[WORK TO COMPLETE]:
Go through each line of the records below and count those with the word "TOILET". Give only the count.

(Stored entries)

-.-.-

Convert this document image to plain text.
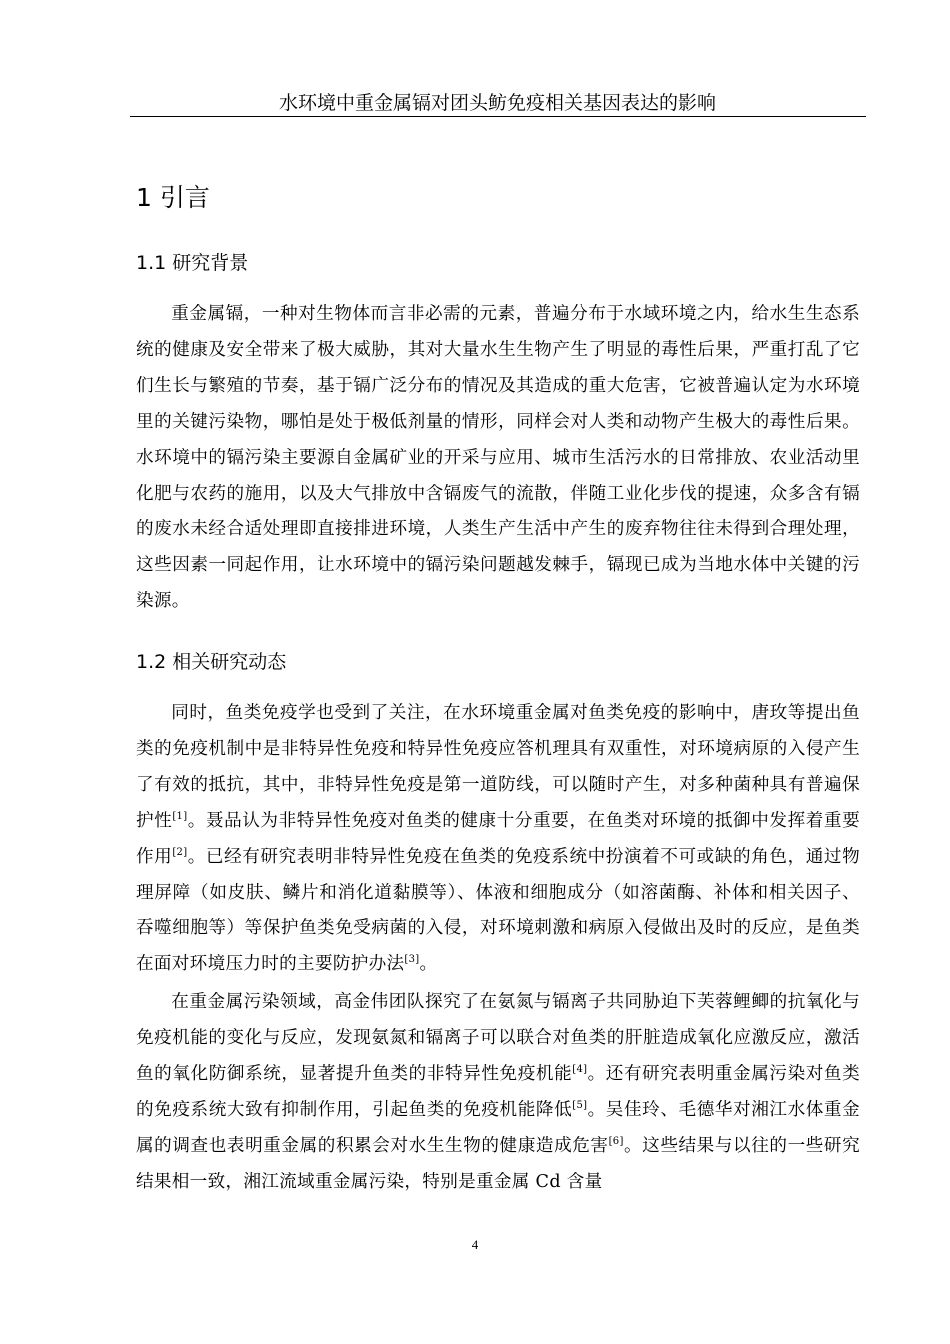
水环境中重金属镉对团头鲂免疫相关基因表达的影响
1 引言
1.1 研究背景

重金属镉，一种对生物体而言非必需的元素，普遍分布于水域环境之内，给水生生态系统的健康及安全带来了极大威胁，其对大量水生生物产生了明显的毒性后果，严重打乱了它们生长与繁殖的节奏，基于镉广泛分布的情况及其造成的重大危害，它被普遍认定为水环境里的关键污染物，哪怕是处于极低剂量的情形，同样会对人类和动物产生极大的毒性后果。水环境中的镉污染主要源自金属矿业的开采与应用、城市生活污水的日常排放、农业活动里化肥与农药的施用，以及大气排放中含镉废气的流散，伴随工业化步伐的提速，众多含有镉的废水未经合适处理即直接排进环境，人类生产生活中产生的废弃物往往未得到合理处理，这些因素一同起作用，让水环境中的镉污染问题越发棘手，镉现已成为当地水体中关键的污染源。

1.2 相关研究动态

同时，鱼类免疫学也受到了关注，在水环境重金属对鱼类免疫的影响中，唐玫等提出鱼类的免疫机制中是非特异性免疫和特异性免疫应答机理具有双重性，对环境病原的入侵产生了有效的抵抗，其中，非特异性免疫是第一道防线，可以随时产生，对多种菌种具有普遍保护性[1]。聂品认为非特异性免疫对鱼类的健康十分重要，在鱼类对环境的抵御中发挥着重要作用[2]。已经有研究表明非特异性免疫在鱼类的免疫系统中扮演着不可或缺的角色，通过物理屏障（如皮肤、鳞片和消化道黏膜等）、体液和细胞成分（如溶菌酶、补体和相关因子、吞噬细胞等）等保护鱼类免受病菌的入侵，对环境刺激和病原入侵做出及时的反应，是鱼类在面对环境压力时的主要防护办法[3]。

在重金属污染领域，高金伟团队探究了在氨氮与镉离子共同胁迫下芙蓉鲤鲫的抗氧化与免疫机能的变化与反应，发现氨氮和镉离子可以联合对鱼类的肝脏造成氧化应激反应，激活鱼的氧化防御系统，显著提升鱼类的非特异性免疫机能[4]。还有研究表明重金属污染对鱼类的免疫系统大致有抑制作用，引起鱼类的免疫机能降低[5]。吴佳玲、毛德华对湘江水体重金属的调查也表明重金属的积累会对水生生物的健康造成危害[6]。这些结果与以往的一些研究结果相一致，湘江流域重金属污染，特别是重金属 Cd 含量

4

-.-.-

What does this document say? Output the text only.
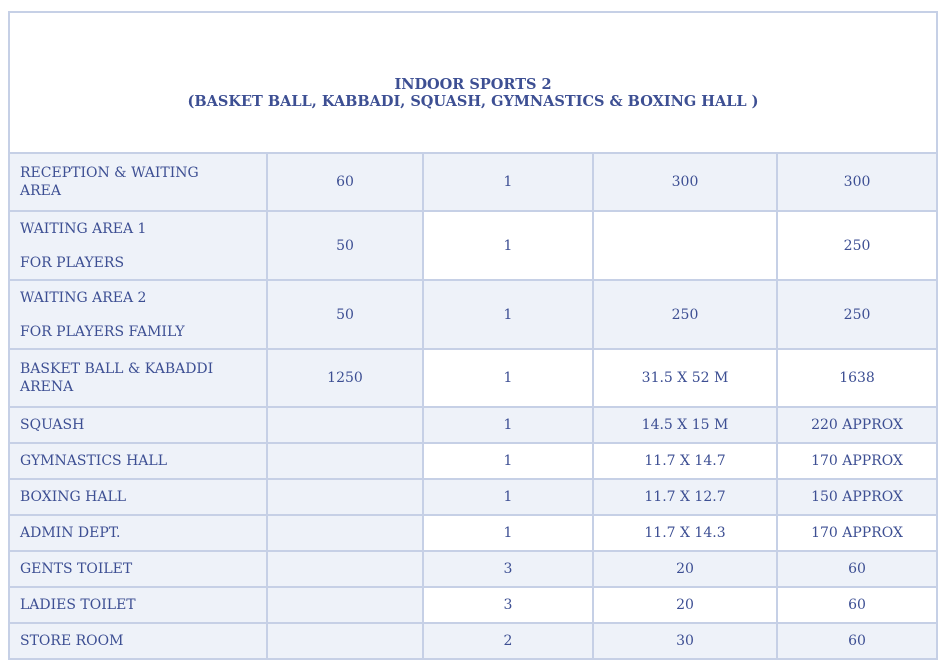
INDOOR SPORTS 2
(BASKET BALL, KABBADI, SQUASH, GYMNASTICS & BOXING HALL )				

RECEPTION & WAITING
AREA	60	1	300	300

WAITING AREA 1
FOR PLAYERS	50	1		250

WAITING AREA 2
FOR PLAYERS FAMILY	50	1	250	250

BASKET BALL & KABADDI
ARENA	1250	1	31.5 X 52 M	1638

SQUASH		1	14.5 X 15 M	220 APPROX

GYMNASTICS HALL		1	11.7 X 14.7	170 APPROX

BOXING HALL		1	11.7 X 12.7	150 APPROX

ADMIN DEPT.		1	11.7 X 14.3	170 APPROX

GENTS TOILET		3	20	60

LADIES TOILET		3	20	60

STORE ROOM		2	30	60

-.-.-

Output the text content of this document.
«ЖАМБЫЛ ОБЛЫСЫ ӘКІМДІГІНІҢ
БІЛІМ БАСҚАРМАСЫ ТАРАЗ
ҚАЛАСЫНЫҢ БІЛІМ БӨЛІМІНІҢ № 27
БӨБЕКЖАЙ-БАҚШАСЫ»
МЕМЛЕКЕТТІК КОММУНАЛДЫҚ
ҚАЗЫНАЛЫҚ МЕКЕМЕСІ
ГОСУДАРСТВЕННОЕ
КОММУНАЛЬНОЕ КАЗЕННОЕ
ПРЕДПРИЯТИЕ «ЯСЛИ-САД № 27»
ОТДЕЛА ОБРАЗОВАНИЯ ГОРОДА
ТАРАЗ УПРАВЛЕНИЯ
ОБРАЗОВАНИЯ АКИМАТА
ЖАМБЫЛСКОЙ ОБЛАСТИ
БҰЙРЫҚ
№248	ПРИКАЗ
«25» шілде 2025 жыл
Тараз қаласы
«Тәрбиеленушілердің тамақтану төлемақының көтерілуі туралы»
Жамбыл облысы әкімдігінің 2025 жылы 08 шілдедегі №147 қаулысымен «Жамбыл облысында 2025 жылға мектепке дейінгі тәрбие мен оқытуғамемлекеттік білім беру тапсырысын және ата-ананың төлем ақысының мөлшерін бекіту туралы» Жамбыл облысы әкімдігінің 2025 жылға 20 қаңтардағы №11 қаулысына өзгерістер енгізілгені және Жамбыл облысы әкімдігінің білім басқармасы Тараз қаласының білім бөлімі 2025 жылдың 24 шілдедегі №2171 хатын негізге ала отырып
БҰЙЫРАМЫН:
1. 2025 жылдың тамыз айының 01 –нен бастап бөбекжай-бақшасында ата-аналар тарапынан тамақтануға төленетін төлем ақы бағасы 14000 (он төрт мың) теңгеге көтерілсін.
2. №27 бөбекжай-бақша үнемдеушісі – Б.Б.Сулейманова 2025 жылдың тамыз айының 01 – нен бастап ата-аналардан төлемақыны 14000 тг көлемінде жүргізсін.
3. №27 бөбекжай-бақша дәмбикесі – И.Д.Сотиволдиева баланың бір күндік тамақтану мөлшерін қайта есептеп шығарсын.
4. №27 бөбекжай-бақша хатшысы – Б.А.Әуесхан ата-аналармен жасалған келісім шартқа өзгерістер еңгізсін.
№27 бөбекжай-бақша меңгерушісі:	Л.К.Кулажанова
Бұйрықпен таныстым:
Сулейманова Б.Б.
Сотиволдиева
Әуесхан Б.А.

-.-.-

[ANSWER IN FULL]:
2